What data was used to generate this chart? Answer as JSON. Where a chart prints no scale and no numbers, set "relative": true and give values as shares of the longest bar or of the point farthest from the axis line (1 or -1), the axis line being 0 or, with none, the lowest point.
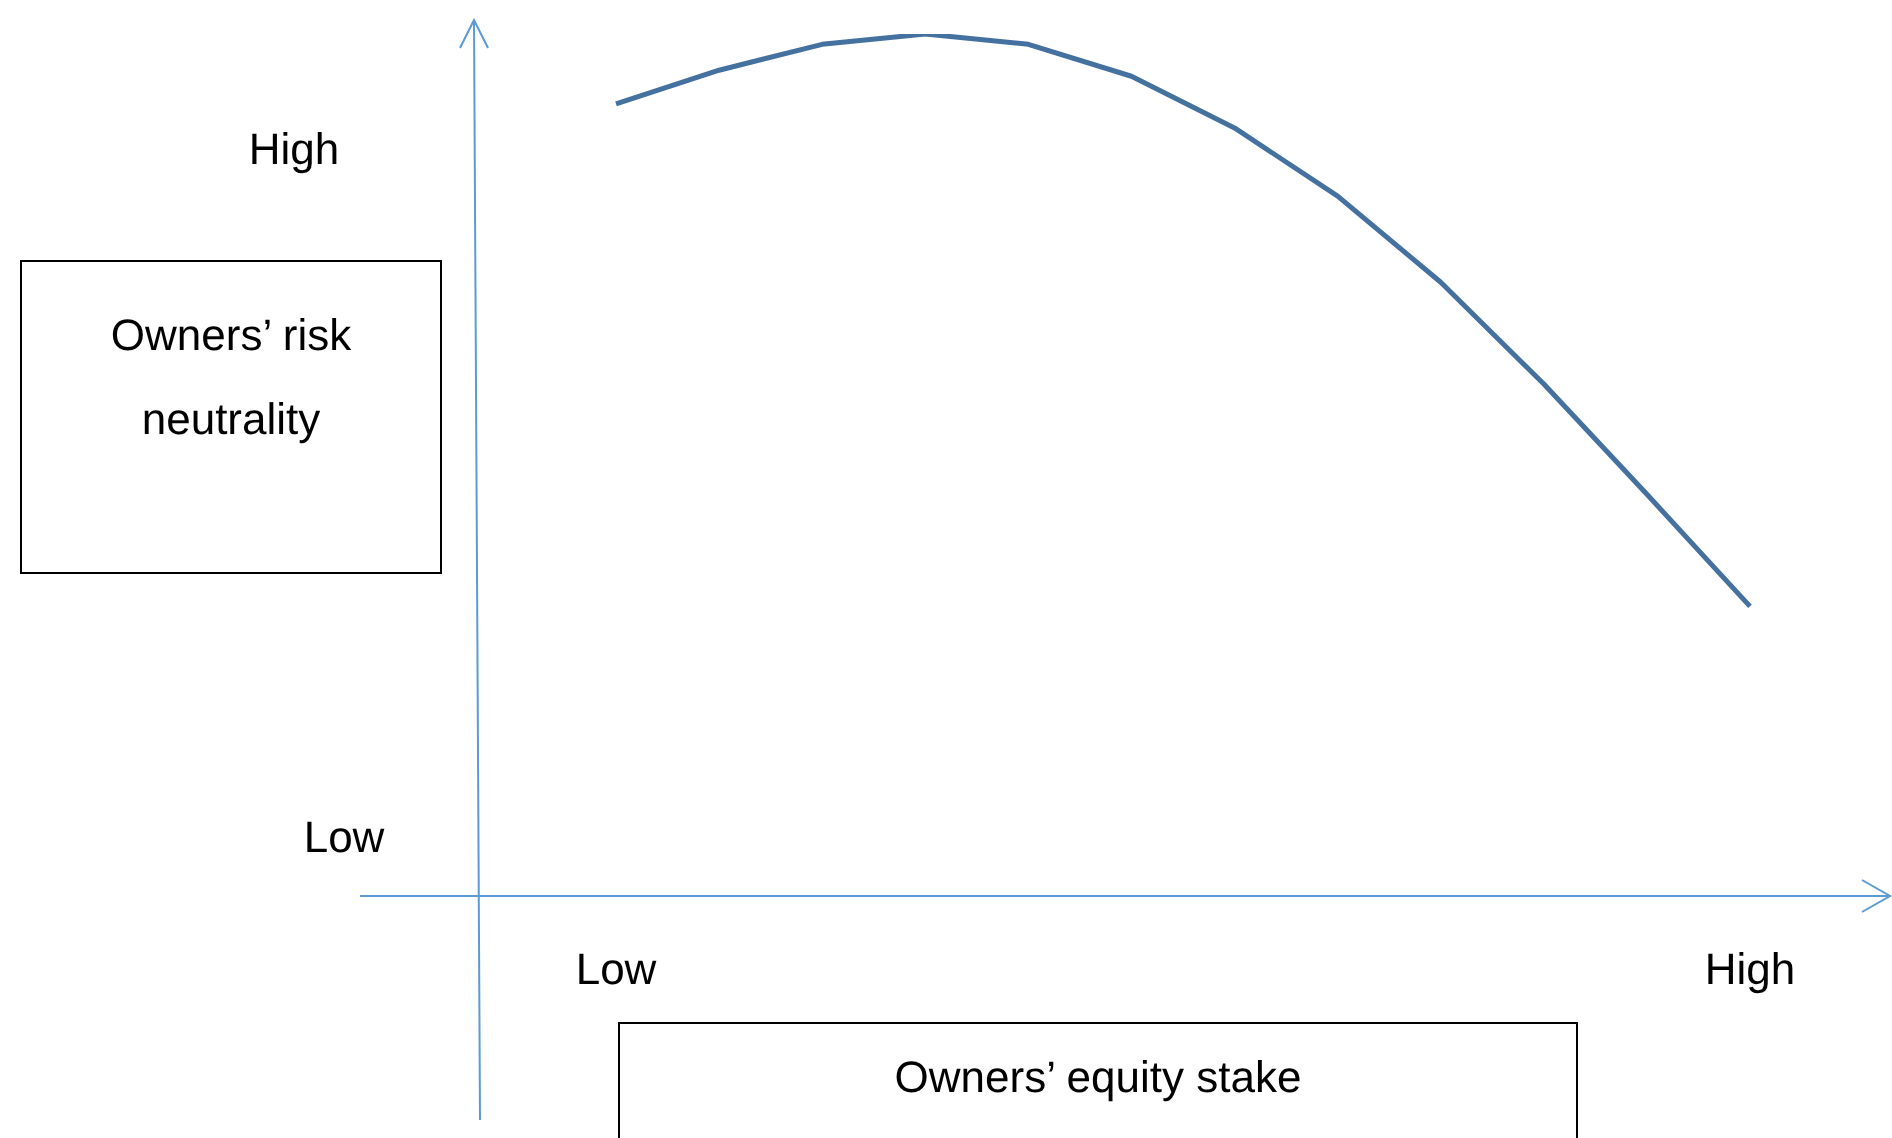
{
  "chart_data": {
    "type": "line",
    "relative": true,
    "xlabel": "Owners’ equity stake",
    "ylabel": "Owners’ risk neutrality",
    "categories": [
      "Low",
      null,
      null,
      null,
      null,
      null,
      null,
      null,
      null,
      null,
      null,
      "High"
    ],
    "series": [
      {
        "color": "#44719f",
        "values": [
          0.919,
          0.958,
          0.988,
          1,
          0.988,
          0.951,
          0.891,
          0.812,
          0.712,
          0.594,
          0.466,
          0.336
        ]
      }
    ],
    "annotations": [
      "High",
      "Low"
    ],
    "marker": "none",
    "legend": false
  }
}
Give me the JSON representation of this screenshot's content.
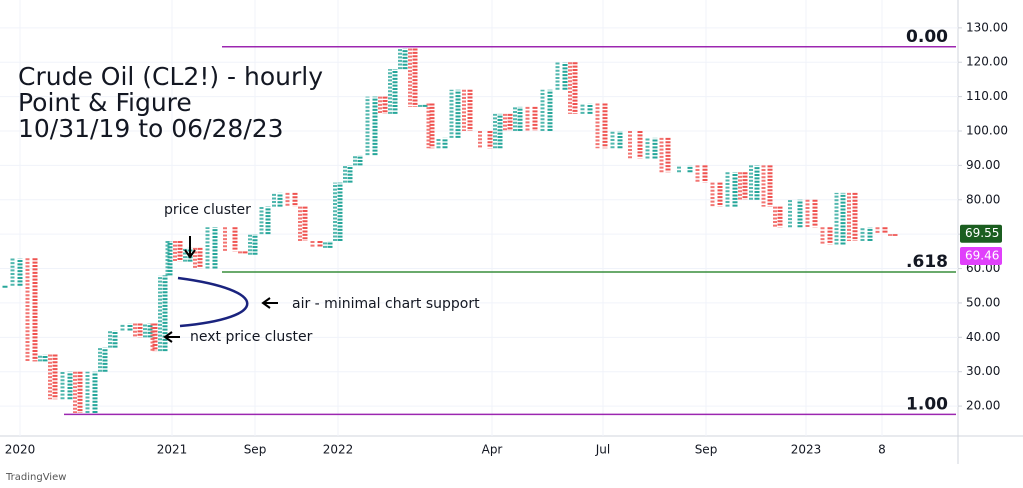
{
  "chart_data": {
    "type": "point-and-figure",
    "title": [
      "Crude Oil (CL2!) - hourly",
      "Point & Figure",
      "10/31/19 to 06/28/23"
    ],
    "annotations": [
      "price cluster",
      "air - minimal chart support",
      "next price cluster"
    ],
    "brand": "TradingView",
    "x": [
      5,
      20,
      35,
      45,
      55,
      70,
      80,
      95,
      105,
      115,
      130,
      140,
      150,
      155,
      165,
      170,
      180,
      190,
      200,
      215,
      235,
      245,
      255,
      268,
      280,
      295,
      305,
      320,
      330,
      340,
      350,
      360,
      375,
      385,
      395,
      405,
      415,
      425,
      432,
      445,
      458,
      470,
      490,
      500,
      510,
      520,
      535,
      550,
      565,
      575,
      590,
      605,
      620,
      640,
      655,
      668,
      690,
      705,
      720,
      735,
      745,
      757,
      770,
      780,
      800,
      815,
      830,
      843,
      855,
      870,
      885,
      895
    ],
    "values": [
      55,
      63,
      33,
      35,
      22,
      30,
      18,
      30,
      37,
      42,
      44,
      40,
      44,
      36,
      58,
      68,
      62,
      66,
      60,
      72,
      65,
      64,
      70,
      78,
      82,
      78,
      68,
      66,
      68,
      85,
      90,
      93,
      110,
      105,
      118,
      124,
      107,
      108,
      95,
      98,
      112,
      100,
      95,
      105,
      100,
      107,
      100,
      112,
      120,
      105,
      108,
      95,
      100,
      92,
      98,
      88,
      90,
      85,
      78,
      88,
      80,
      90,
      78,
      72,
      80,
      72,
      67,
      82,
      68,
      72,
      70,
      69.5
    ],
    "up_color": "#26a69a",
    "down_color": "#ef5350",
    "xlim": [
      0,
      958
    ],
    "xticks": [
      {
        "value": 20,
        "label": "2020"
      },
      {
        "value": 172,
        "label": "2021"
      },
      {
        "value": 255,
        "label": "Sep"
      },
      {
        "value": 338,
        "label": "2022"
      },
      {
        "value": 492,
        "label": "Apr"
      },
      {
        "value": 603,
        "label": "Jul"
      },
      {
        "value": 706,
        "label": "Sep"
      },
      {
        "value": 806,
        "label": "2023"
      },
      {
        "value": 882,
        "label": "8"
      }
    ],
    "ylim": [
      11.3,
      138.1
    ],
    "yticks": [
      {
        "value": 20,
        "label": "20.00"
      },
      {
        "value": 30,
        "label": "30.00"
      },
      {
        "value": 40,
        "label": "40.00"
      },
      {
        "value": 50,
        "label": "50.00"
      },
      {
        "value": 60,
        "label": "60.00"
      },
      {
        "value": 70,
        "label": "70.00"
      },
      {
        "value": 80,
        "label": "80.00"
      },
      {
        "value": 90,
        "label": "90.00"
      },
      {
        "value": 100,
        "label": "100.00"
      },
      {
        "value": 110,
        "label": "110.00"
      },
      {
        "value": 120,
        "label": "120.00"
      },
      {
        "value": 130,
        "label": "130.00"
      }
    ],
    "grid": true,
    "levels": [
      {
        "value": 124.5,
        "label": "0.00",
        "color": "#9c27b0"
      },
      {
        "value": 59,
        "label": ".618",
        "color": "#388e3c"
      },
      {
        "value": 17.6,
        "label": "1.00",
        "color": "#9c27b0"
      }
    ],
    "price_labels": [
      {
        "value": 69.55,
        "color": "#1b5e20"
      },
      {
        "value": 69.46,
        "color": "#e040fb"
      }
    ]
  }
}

EXERCISE DETAILS: Print each of the records above exactly as written, leaving no picture in the copy.

OUTPUT OF THE TASK:
What data was used to generate this chart? Answer as JSON. Where a chart prints no scale and no numbers, set "relative": true and give values as shares of the longest bar or of the point farthest from the axis line (1 or -1), the axis line being 0 or, with none, the lowest point.
{
  "chart_data": {
    "type": "line",
    "relative": true,
    "xlabel": "Owners’ equity stake",
    "ylabel": "Owners’ risk neutrality",
    "categories": [
      "Low",
      null,
      null,
      null,
      null,
      null,
      null,
      null,
      null,
      null,
      null,
      "High"
    ],
    "series": [
      {
        "color": "#44719f",
        "values": [
          0.919,
          0.958,
          0.988,
          1,
          0.988,
          0.951,
          0.891,
          0.812,
          0.712,
          0.594,
          0.466,
          0.336
        ]
      }
    ],
    "annotations": [
      "High",
      "Low"
    ],
    "marker": "none",
    "legend": false
  }
}
Give me the JSON representation of this screenshot's content.
{
  "chart_data": {
    "type": "point-and-figure",
    "title": [
      "Crude Oil (CL2!) - hourly",
      "Point & Figure",
      "10/31/19 to 06/28/23"
    ],
    "annotations": [
      "price cluster",
      "air - minimal chart support",
      "next price cluster"
    ],
    "brand": "TradingView",
    "x": [
      5,
      20,
      35,
      45,
      55,
      70,
      80,
      95,
      105,
      115,
      130,
      140,
      150,
      155,
      165,
      170,
      180,
      190,
      200,
      215,
      235,
      245,
      255,
      268,
      280,
      295,
      305,
      320,
      330,
      340,
      350,
      360,
      375,
      385,
      395,
      405,
      415,
      425,
      432,
      445,
      458,
      470,
      490,
      500,
      510,
      520,
      535,
      550,
      565,
      575,
      590,
      605,
      620,
      640,
      655,
      668,
      690,
      705,
      720,
      735,
      745,
      757,
      770,
      780,
      800,
      815,
      830,
      843,
      855,
      870,
      885,
      895
    ],
    "values": [
      55,
      63,
      33,
      35,
      22,
      30,
      18,
      30,
      37,
      42,
      44,
      40,
      44,
      36,
      58,
      68,
      62,
      66,
      60,
      72,
      65,
      64,
      70,
      78,
      82,
      78,
      68,
      66,
      68,
      85,
      90,
      93,
      110,
      105,
      118,
      124,
      107,
      108,
      95,
      98,
      112,
      100,
      95,
      105,
      100,
      107,
      100,
      112,
      120,
      105,
      108,
      95,
      100,
      92,
      98,
      88,
      90,
      85,
      78,
      88,
      80,
      90,
      78,
      72,
      80,
      72,
      67,
      82,
      68,
      72,
      70,
      69.5
    ],
    "up_color": "#26a69a",
    "down_color": "#ef5350",
    "xlim": [
      0,
      958
    ],
    "xticks": [
      {
        "value": 20,
        "label": "2020"
      },
      {
        "value": 172,
        "label": "2021"
      },
      {
        "value": 255,
        "label": "Sep"
      },
      {
        "value": 338,
        "label": "2022"
      },
      {
        "value": 492,
        "label": "Apr"
      },
      {
        "value": 603,
        "label": "Jul"
      },
      {
        "value": 706,
        "label": "Sep"
      },
      {
        "value": 806,
        "label": "2023"
      },
      {
        "value": 882,
        "label": "8"
      }
    ],
    "ylim": [
      11.3,
      138.1
    ],
    "yticks": [
      {
        "value": 20,
        "label": "20.00"
      },
      {
        "value": 30,
        "label": "30.00"
      },
      {
        "value": 40,
        "label": "40.00"
      },
      {
        "value": 50,
        "label": "50.00"
      },
      {
        "value": 60,
        "label": "60.00"
      },
      {
        "value": 70,
        "label": "70.00"
      },
      {
        "value": 80,
        "label": "80.00"
      },
      {
        "value": 90,
        "label": "90.00"
      },
      {
        "value": 100,
        "label": "100.00"
      },
      {
        "value": 110,
        "label": "110.00"
      },
      {
        "value": 120,
        "label": "120.00"
      },
      {
        "value": 130,
        "label": "130.00"
      }
    ],
    "grid": true,
    "levels": [
      {
        "value": 124.5,
        "label": "0.00",
        "color": "#9c27b0"
      },
      {
        "value": 59,
        "label": ".618",
        "color": "#388e3c"
      },
      {
        "value": 17.6,
        "label": "1.00",
        "color": "#9c27b0"
      }
    ],
    "price_labels": [
      {
        "value": 69.55,
        "color": "#1b5e20"
      },
      {
        "value": 69.46,
        "color": "#e040fb"
      }
    ]
  }
}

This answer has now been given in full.